--- Written task ---
Search the listing below for the word "изложить" and copy each line that holds it.

Records
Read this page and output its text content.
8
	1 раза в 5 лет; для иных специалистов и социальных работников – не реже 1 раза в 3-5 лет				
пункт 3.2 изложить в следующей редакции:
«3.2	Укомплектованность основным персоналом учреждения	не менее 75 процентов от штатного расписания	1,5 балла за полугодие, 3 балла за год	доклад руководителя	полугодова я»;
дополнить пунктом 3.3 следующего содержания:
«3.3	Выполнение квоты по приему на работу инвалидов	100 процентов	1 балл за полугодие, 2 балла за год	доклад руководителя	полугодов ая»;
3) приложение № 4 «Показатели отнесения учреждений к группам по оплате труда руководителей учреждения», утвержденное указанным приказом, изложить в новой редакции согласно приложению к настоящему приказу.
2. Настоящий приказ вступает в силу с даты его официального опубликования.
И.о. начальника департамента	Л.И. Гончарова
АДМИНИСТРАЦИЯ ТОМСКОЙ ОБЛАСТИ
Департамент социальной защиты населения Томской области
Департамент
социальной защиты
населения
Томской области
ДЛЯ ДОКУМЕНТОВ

--- Exercise response ---
пункт 3.2 изложить в следующей редакции:
3) приложение № 4 «Показатели отнесения учреждений к группам по оплате труда руководителей учреждения», утвержденное указанным приказом, изложить в новой редакции согласно приложению к настоящему приказу.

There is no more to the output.